**DATA FOR THIS TASK**

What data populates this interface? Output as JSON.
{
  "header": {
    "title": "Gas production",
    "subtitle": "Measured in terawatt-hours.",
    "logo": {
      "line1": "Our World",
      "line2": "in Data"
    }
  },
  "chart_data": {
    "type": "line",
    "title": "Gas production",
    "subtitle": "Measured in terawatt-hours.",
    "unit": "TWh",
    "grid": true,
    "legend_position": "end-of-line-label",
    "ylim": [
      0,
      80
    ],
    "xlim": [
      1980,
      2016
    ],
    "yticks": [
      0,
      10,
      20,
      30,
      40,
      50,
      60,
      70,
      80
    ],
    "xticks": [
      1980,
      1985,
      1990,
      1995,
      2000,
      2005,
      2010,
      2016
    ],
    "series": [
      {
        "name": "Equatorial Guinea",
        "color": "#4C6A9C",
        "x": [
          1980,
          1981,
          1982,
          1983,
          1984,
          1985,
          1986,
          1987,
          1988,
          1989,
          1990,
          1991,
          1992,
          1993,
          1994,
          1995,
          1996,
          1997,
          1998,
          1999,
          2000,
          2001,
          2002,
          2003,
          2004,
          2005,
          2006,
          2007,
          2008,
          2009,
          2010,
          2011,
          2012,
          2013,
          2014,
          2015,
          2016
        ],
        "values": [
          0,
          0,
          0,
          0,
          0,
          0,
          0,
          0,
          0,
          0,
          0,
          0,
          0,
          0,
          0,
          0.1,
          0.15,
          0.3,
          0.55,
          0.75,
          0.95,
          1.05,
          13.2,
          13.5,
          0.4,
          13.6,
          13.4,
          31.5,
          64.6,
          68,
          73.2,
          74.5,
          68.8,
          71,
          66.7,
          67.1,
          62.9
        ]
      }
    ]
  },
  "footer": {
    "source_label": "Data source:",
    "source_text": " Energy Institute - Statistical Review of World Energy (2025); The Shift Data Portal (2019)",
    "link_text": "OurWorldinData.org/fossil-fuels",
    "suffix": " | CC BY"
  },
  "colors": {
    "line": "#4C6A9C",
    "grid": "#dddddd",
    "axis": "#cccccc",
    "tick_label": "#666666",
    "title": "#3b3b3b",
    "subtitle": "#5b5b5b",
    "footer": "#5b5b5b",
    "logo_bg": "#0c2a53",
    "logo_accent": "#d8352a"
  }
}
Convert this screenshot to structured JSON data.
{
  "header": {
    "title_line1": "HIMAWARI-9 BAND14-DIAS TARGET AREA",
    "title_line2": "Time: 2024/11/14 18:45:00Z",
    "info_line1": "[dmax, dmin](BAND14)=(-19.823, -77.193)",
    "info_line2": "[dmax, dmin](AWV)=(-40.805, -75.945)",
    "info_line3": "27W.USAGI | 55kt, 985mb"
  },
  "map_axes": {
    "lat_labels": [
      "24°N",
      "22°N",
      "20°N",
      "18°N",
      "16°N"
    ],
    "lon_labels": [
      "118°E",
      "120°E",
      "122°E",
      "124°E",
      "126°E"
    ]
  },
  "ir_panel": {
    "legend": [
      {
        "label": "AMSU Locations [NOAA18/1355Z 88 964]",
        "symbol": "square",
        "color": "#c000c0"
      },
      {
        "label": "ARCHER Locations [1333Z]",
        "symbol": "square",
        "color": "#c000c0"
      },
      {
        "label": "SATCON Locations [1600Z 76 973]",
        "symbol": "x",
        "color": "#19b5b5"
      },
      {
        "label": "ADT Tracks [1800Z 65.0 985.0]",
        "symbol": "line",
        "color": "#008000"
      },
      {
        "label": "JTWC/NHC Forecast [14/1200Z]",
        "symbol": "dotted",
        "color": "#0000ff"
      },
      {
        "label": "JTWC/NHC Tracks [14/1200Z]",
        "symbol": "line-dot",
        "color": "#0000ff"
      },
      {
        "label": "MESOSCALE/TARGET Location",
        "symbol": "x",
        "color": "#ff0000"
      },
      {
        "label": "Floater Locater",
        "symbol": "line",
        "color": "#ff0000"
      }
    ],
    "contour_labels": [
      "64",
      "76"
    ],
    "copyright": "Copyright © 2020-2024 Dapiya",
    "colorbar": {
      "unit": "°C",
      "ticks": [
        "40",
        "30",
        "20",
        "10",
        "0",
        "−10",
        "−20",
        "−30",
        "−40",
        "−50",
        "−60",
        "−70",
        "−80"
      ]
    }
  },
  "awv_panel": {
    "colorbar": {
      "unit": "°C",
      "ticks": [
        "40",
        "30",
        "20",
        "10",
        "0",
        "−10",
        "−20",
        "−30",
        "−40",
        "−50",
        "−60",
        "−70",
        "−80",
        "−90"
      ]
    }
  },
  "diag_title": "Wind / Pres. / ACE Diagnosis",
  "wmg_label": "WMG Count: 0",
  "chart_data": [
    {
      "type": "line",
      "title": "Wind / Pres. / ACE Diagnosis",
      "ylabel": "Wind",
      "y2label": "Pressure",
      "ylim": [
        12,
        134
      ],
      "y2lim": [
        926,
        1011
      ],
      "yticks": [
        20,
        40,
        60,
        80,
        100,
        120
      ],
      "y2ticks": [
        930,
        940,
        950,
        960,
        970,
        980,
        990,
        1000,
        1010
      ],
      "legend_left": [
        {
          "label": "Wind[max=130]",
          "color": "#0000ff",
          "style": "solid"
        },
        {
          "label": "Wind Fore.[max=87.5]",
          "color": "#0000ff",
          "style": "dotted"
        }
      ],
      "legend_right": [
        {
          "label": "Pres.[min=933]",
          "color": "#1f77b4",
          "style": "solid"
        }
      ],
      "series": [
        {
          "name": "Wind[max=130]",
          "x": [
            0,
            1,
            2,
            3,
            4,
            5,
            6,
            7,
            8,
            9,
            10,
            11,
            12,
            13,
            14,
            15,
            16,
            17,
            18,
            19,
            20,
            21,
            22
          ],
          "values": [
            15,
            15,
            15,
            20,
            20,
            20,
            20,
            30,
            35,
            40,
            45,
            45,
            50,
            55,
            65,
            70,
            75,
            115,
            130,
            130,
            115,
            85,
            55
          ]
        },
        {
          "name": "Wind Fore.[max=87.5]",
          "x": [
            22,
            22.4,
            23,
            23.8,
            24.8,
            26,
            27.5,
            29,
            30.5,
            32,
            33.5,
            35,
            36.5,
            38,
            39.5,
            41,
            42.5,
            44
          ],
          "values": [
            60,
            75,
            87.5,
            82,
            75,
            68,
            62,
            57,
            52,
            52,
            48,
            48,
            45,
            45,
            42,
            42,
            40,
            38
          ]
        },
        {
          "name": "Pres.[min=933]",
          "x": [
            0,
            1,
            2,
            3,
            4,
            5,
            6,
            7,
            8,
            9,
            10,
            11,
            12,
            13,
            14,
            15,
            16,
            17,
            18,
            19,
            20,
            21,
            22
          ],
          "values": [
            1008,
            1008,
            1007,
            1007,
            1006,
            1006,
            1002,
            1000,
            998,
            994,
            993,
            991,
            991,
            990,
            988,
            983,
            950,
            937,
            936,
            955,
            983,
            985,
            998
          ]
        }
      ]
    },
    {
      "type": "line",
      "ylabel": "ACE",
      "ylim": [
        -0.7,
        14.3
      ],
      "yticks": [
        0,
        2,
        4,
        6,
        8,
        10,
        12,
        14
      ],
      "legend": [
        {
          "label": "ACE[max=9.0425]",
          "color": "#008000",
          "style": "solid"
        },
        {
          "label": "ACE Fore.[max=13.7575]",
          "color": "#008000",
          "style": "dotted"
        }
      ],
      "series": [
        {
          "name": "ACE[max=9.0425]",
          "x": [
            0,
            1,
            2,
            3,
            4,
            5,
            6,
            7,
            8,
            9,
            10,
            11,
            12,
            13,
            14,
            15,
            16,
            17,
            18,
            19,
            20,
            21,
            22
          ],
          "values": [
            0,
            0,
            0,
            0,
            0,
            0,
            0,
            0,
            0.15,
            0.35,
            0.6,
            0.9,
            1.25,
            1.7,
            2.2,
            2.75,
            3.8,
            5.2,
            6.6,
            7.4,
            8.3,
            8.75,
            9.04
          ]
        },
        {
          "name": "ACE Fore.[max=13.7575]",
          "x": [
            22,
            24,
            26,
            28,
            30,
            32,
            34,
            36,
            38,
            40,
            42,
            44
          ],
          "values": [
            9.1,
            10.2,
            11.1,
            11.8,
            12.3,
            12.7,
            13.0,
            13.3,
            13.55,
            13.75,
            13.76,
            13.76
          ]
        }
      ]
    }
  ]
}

**EXERCISE**
Gather each line of the records holding the string "TARGET".

**THE COMPLETED TASK**
    "title_line1": "HIMAWARI-9 BAND14-DIAS TARGET AREA",
        "label": "MESOSCALE/TARGET Location",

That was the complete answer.